* Records about charts and figures:
/---
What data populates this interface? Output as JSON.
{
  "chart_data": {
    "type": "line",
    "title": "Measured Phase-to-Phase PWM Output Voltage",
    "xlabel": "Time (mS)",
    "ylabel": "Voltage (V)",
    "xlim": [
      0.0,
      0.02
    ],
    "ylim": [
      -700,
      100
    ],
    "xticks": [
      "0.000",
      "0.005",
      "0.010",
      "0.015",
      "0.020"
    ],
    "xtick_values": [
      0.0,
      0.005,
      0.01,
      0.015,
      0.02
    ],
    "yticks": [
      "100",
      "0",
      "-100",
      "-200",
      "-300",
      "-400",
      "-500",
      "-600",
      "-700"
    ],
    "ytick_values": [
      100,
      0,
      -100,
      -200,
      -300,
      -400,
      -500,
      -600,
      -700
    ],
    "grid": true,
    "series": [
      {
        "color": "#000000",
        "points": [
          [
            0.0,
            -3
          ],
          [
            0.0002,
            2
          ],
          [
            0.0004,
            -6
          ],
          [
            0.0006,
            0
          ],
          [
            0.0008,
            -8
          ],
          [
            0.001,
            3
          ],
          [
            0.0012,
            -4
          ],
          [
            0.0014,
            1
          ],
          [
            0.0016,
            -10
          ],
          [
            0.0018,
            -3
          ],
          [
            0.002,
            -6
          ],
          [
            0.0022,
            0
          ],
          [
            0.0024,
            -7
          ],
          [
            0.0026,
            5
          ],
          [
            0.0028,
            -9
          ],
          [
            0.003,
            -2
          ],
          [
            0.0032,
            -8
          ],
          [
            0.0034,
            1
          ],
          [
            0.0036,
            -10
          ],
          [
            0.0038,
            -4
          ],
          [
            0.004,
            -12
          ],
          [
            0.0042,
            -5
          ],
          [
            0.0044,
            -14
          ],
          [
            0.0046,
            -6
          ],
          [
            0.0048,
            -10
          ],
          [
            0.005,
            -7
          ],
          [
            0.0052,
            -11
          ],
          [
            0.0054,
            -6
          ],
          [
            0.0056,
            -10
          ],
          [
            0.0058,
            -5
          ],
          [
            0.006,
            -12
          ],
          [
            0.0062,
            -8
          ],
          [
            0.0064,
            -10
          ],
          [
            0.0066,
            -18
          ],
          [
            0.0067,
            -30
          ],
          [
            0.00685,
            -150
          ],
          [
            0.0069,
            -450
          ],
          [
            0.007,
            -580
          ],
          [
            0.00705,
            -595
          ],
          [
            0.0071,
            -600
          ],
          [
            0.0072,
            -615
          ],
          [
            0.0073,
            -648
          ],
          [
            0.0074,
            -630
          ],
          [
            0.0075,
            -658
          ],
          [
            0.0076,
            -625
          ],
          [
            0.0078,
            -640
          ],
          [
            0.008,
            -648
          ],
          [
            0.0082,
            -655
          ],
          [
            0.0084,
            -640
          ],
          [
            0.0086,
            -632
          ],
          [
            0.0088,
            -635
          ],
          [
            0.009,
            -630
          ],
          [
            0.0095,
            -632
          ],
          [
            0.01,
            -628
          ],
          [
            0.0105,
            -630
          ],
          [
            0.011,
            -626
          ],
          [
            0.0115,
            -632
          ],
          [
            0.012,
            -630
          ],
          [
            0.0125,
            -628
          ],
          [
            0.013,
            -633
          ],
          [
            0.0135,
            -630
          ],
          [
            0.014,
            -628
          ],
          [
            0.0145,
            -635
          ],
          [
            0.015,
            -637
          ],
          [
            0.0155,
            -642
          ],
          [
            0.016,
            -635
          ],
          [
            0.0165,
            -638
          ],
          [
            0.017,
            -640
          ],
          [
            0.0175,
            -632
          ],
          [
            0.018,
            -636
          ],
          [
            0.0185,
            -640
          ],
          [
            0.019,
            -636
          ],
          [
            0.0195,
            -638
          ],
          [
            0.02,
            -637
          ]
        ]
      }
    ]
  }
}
\---
* What you will do: Return all of the entries word for word.

* Result:
What data populates this interface? Output as JSON.
{
  "chart_data": {
    "type": "line",
    "title": "Measured Phase-to-Phase PWM Output Voltage",
    "xlabel": "Time (mS)",
    "ylabel": "Voltage (V)",
    "xlim": [
      0.0,
      0.02
    ],
    "ylim": [
      -700,
      100
    ],
    "xticks": [
      "0.000",
      "0.005",
      "0.010",
      "0.015",
      "0.020"
    ],
    "xtick_values": [
      0.0,
      0.005,
      0.01,
      0.015,
      0.02
    ],
    "yticks": [
      "100",
      "0",
      "-100",
      "-200",
      "-300",
      "-400",
      "-500",
      "-600",
      "-700"
    ],
    "ytick_values": [
      100,
      0,
      -100,
      -200,
      -300,
      -400,
      -500,
      -600,
      -700
    ],
    "grid": true,
    "series": [
      {
        "color": "#000000",
        "points": [
          [
            0.0,
            -3
          ],
          [
            0.0002,
            2
          ],
          [
            0.0004,
            -6
          ],
          [
            0.0006,
            0
          ],
          [
            0.0008,
            -8
          ],
          [
            0.001,
            3
          ],
          [
            0.0012,
            -4
          ],
          [
            0.0014,
            1
          ],
          [
            0.0016,
            -10
          ],
          [
            0.0018,
            -3
          ],
          [
            0.002,
            -6
          ],
          [
            0.0022,
            0
          ],
          [
            0.0024,
            -7
          ],
          [
            0.0026,
            5
          ],
          [
            0.0028,
            -9
          ],
          [
            0.003,
            -2
          ],
          [
            0.0032,
            -8
          ],
          [
            0.0034,
            1
          ],
          [
            0.0036,
            -10
          ],
          [
            0.0038,
            -4
          ],
          [
            0.004,
            -12
          ],
          [
            0.0042,
            -5
          ],
          [
            0.0044,
            -14
          ],
          [
            0.0046,
            -6
          ],
          [
            0.0048,
            -10
          ],
          [
            0.005,
            -7
          ],
          [
            0.0052,
            -11
          ],
          [
            0.0054,
            -6
          ],
          [
            0.0056,
            -10
          ],
          [
            0.0058,
            -5
          ],
          [
            0.006,
            -12
          ],
          [
            0.0062,
            -8
          ],
          [
            0.0064,
            -10
          ],
          [
            0.0066,
            -18
          ],
          [
            0.0067,
            -30
          ],
          [
            0.00685,
            -150
          ],
          [
            0.0069,
            -450
          ],
          [
            0.007,
            -580
          ],
          [
            0.00705,
            -595
          ],
          [
            0.0071,
            -600
          ],
          [
            0.0072,
            -615
          ],
          [
            0.0073,
            -648
          ],
          [
            0.0074,
            -630
          ],
          [
            0.0075,
            -658
          ],
          [
            0.0076,
            -625
          ],
          [
            0.0078,
            -640
          ],
          [
            0.008,
            -648
          ],
          [
            0.0082,
            -655
          ],
          [
            0.0084,
            -640
          ],
          [
            0.0086,
            -632
          ],
          [
            0.0088,
            -635
          ],
          [
            0.009,
            -630
          ],
          [
            0.0095,
            -632
          ],
          [
            0.01,
            -628
          ],
          [
            0.0105,
            -630
          ],
          [
            0.011,
            -626
          ],
          [
            0.0115,
            -632
          ],
          [
            0.012,
            -630
          ],
          [
            0.0125,
            -628
          ],
          [
            0.013,
            -633
          ],
          [
            0.0135,
            -630
          ],
          [
            0.014,
            -628
          ],
          [
            0.0145,
            -635
          ],
          [
            0.015,
            -637
          ],
          [
            0.0155,
            -642
          ],
          [
            0.016,
            -635
          ],
          [
            0.0165,
            -638
          ],
          [
            0.017,
            -640
          ],
          [
            0.0175,
            -632
          ],
          [
            0.018,
            -636
          ],
          [
            0.0185,
            -640
          ],
          [
            0.019,
            -636
          ],
          [
            0.0195,
            -638
          ],
          [
            0.02,
            -637
          ]
        ]
      }
    ]
  }
}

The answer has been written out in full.